§ **Task prompt**
Lines holding the string "Stagnation" are the ones to copy; find them all in the data.

§ **Records**
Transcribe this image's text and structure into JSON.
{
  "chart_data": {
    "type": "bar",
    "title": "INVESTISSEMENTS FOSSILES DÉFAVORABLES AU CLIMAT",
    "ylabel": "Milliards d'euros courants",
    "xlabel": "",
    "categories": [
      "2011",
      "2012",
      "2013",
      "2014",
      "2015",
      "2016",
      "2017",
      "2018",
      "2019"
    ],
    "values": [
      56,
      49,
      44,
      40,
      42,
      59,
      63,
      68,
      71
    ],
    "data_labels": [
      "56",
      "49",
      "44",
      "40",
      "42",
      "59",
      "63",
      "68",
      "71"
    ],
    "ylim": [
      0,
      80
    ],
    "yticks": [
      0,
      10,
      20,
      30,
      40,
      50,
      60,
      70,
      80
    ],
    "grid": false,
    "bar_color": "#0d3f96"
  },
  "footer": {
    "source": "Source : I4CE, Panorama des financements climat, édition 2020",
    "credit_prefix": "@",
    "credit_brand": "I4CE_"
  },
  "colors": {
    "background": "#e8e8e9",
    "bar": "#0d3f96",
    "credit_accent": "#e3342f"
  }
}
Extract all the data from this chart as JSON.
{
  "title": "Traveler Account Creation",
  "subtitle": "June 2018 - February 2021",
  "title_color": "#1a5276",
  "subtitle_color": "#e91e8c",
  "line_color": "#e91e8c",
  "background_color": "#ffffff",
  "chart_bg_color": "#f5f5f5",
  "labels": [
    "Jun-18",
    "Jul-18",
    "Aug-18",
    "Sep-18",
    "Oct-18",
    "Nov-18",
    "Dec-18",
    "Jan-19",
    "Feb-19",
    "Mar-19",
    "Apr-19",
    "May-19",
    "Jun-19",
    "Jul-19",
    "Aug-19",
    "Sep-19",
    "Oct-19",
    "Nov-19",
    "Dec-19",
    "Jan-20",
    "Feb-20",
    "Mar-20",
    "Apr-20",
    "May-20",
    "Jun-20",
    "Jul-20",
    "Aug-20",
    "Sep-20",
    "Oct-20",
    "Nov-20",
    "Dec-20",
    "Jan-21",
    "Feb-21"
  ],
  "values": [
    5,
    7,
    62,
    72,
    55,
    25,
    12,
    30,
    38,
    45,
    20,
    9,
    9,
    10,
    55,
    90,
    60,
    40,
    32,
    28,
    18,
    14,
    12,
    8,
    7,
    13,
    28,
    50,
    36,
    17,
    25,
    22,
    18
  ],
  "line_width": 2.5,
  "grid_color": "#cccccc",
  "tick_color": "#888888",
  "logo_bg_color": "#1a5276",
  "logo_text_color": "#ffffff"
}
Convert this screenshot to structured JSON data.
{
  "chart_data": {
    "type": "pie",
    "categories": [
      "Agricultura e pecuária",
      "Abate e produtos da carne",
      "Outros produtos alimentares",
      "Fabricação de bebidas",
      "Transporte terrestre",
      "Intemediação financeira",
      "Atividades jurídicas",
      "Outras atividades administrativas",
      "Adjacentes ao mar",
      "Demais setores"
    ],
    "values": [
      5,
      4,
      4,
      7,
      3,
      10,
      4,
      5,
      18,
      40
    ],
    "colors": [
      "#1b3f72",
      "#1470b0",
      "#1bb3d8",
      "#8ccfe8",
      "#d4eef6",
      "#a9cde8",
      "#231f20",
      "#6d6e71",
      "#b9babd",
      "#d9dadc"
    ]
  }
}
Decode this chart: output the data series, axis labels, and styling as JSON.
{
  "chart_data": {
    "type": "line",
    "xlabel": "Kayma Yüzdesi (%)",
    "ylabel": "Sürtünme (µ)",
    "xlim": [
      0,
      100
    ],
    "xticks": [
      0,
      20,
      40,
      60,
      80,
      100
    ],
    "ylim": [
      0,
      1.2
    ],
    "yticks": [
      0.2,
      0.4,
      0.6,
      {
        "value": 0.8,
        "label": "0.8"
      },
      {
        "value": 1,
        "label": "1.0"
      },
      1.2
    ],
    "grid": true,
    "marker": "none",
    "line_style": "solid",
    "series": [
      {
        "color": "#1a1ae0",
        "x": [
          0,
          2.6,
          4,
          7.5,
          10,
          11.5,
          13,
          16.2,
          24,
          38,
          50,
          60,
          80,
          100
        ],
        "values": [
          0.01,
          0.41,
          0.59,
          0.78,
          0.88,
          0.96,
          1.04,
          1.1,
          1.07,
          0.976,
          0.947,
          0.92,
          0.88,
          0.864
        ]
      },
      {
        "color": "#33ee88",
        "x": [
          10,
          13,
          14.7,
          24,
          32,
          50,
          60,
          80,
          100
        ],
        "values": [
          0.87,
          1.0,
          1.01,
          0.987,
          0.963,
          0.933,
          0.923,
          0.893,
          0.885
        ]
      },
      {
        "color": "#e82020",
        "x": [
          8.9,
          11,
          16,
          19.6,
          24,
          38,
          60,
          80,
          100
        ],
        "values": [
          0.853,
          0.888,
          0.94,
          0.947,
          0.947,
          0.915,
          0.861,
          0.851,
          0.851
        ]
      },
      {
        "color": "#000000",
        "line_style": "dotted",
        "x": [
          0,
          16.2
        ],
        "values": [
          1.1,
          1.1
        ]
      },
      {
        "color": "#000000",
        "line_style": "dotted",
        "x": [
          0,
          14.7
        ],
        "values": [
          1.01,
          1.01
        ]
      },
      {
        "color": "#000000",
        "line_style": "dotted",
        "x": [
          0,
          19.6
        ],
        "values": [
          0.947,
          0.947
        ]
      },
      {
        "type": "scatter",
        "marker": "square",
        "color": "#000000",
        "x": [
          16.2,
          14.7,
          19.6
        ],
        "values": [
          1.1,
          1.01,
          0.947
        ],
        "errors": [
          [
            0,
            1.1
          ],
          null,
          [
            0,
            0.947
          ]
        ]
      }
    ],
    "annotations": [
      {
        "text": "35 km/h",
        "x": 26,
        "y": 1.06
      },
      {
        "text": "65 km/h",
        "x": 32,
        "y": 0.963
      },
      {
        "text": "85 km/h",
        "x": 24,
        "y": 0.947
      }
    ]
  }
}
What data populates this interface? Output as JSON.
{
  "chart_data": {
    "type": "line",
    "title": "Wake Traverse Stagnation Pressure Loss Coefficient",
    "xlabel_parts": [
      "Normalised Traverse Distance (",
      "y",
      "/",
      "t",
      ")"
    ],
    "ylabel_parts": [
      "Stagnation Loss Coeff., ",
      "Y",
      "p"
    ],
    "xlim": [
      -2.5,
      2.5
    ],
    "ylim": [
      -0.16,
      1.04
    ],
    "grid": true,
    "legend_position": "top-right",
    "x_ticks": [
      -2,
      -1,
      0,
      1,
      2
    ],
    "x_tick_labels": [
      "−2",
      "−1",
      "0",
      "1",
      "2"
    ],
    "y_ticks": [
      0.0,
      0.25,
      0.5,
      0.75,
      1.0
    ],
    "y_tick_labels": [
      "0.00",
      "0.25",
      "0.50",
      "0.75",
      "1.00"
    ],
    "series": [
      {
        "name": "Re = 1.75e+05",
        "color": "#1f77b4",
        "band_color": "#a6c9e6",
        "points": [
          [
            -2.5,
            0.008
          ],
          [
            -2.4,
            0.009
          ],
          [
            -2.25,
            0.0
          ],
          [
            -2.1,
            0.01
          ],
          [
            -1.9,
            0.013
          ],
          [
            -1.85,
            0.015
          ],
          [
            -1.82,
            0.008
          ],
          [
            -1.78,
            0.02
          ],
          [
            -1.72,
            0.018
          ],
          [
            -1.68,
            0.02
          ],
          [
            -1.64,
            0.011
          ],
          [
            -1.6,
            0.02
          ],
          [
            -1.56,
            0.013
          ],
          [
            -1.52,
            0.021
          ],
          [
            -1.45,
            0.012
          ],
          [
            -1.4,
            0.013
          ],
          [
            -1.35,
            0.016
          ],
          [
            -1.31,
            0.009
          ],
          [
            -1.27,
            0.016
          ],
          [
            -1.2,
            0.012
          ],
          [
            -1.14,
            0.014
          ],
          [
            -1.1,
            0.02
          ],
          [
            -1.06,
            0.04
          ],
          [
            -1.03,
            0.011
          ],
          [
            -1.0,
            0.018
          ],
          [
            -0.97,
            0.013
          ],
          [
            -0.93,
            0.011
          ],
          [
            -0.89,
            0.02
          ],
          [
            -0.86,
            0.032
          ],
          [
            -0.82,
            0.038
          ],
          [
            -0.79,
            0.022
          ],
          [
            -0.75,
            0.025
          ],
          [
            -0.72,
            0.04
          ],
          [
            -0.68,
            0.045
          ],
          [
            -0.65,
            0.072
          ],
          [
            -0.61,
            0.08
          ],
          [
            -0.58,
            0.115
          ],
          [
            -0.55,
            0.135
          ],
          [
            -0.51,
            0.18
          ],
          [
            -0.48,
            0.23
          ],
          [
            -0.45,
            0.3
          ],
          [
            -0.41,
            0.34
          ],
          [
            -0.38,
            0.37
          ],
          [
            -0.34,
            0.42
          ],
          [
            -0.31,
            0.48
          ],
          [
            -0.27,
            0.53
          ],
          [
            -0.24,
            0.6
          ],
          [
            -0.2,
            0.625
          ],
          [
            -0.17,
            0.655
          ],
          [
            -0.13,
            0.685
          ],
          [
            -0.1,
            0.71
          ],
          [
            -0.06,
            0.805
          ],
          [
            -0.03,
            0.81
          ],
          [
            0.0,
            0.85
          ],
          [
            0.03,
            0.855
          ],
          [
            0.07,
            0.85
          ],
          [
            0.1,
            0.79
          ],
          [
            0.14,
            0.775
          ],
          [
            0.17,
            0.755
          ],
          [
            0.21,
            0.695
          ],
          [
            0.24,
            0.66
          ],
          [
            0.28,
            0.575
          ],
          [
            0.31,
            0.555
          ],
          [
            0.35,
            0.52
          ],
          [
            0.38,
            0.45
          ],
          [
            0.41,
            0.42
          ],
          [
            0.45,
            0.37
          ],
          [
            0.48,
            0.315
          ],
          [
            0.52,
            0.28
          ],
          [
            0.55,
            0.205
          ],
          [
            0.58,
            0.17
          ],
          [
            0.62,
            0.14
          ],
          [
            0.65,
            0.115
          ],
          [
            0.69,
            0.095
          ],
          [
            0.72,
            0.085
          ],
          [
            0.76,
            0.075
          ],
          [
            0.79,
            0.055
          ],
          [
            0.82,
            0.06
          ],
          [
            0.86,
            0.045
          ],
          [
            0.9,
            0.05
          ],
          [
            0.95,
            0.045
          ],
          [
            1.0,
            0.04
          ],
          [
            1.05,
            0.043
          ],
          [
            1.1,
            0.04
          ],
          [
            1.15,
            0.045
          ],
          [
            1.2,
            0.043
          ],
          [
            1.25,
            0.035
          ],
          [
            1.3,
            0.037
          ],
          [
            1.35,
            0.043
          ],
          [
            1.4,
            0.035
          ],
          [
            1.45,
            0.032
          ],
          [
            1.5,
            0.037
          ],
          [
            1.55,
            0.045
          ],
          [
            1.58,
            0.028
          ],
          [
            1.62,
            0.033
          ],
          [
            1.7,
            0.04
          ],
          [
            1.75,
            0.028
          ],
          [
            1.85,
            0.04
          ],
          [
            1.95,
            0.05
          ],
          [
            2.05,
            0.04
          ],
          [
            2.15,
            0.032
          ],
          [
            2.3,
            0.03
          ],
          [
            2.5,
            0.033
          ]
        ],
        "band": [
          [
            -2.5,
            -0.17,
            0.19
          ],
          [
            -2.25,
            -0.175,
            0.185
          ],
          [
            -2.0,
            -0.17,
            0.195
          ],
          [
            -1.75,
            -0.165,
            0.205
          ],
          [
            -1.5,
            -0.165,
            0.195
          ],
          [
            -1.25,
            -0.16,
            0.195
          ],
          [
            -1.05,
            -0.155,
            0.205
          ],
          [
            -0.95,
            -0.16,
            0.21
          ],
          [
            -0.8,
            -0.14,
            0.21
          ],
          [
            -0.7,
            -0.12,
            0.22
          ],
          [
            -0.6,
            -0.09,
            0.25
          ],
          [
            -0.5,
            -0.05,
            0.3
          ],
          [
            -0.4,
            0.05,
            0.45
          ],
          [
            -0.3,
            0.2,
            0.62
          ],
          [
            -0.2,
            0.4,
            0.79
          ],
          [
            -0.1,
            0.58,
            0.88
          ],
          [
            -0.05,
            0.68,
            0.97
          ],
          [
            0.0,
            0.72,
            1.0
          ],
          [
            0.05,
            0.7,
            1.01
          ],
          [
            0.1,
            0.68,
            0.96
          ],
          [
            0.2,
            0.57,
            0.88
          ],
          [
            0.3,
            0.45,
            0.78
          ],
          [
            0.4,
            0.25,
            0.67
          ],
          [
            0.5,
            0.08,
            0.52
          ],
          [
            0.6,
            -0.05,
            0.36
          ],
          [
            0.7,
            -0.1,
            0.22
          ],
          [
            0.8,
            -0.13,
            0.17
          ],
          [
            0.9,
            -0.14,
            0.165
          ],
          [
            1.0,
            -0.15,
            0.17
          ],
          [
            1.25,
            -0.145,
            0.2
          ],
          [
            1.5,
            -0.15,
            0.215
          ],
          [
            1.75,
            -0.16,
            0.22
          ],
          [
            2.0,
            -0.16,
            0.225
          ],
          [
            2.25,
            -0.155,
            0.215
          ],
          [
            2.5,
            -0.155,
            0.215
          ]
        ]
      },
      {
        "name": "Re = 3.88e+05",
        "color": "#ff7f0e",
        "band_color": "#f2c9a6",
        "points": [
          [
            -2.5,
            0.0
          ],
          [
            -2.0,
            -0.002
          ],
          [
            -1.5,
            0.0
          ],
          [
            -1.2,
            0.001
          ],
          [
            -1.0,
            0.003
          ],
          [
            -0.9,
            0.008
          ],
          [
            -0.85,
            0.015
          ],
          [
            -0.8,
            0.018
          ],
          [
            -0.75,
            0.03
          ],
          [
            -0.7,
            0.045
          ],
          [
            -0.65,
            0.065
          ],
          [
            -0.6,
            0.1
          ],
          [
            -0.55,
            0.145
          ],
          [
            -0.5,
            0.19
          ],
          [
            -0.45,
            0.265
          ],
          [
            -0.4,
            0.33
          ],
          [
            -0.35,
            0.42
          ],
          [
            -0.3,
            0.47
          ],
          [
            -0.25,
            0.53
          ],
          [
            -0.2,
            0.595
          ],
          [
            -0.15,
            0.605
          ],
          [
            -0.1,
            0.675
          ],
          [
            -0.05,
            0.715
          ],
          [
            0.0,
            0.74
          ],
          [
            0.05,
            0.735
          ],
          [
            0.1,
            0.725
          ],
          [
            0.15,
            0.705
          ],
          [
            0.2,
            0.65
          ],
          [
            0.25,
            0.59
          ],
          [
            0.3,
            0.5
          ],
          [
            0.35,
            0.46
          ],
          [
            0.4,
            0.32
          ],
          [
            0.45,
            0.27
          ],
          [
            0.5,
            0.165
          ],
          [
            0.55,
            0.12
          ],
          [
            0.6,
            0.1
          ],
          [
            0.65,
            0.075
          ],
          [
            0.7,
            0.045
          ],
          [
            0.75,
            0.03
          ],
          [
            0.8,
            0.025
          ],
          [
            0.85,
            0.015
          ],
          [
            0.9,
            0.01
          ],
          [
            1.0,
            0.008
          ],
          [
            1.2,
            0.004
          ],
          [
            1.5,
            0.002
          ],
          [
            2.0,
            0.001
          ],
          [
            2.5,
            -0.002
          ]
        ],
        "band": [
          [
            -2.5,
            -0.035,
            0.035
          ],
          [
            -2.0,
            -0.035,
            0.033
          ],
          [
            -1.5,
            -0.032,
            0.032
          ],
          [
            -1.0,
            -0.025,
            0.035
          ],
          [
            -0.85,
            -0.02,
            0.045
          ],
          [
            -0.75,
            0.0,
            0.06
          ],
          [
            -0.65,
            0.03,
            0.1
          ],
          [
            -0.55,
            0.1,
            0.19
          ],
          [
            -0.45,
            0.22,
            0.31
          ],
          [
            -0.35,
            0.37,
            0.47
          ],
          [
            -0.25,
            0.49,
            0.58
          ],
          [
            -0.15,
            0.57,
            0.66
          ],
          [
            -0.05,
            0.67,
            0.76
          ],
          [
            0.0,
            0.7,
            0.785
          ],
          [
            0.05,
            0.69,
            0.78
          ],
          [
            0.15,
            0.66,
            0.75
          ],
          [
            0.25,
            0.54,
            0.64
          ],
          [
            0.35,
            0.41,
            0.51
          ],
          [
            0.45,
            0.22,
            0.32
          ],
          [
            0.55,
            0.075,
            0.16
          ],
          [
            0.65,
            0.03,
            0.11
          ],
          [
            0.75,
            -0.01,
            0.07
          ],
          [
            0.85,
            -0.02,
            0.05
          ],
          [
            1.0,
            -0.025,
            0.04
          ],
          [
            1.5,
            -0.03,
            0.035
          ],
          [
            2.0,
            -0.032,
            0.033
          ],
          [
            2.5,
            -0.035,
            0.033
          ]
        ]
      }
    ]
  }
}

§ **Solution to this problem**
    "title": "Wake Traverse Stagnation Pressure Loss Coefficient",
      "Stagnation Loss Coeff., ",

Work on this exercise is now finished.